• _WHAT YOU ARE ASKED TO DO_
Extract all lines that hold the string "content".

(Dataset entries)

§

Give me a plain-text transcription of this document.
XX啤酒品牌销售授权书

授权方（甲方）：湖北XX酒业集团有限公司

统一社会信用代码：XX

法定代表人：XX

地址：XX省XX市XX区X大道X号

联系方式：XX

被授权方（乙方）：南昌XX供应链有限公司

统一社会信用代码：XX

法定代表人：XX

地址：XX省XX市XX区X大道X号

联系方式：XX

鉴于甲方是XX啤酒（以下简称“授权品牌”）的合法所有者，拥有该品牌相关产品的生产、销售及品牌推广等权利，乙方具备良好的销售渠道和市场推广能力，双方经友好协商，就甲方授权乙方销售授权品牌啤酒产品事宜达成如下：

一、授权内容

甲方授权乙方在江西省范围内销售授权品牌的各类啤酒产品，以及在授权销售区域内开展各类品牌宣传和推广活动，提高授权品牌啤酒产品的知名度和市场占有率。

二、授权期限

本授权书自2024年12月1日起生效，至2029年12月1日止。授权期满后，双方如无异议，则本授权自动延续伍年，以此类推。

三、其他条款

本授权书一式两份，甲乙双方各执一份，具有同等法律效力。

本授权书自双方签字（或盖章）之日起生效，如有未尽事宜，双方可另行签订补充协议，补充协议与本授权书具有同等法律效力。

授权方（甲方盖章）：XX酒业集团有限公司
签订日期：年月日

§

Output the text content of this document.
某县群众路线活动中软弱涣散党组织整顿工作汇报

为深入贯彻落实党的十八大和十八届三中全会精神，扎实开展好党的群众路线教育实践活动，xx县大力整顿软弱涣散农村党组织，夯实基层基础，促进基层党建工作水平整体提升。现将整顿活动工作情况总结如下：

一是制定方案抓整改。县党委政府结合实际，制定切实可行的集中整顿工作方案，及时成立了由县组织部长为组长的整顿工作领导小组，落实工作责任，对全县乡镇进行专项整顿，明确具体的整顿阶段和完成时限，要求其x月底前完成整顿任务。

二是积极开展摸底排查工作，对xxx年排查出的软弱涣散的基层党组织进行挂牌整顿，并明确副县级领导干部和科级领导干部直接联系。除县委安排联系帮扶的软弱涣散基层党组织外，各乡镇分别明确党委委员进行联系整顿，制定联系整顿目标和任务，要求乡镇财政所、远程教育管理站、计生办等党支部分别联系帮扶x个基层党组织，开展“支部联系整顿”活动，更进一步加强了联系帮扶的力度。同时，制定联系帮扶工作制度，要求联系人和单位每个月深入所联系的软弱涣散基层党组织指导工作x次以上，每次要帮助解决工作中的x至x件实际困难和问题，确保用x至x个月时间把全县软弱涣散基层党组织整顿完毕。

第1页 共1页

§

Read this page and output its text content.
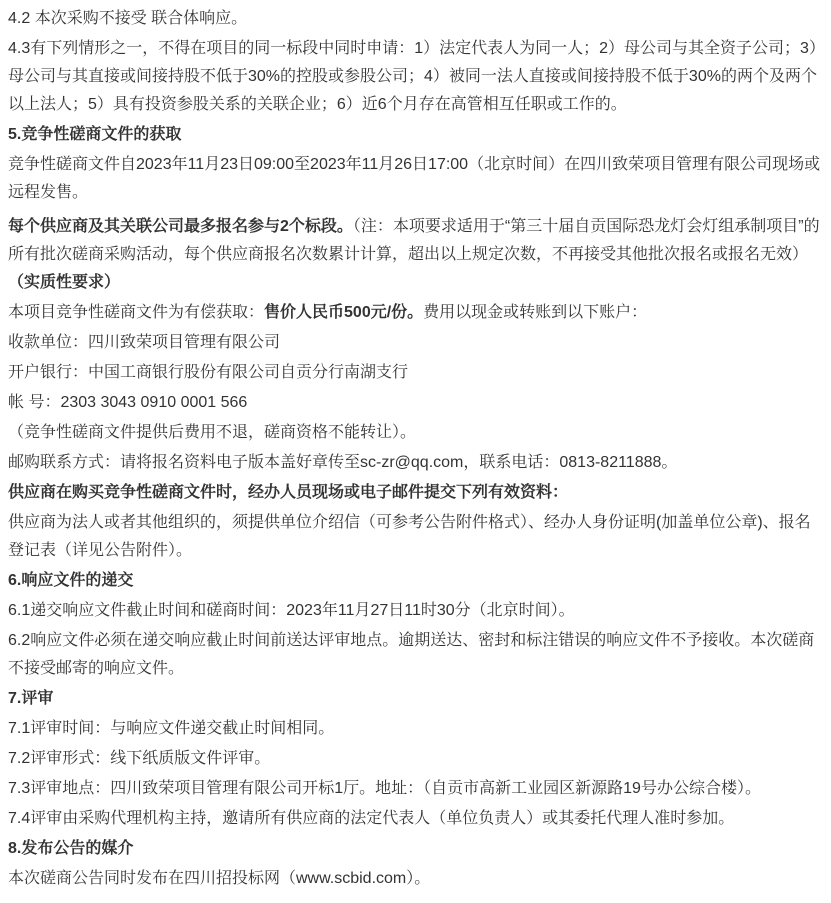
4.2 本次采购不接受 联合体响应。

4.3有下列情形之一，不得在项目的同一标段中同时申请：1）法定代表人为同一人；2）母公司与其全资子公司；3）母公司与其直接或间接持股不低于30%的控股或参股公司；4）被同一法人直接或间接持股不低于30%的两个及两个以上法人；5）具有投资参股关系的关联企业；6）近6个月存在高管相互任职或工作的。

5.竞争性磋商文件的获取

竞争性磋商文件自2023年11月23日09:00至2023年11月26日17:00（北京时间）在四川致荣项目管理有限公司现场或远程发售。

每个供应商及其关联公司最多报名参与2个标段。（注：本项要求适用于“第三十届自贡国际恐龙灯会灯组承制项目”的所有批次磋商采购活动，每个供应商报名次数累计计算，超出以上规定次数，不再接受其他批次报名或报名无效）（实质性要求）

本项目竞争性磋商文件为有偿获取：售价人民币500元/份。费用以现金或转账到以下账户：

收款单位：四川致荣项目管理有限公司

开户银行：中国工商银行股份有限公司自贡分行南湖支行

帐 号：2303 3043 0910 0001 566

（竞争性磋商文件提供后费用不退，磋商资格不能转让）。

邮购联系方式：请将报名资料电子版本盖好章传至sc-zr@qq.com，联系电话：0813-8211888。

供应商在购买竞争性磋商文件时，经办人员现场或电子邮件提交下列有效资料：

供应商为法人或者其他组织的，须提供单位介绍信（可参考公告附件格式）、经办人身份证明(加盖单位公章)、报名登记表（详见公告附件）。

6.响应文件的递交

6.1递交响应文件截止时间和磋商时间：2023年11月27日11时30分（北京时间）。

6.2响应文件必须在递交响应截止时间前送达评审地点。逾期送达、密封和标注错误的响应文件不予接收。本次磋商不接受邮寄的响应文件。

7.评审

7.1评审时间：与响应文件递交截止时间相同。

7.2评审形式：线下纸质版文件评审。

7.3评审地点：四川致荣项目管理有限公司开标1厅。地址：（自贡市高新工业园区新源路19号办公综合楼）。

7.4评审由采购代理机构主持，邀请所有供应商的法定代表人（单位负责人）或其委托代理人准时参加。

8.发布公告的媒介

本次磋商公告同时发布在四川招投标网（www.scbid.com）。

§

• _CORRECT ANSWER_
Output the text content of this document.
Read this page and output its text content.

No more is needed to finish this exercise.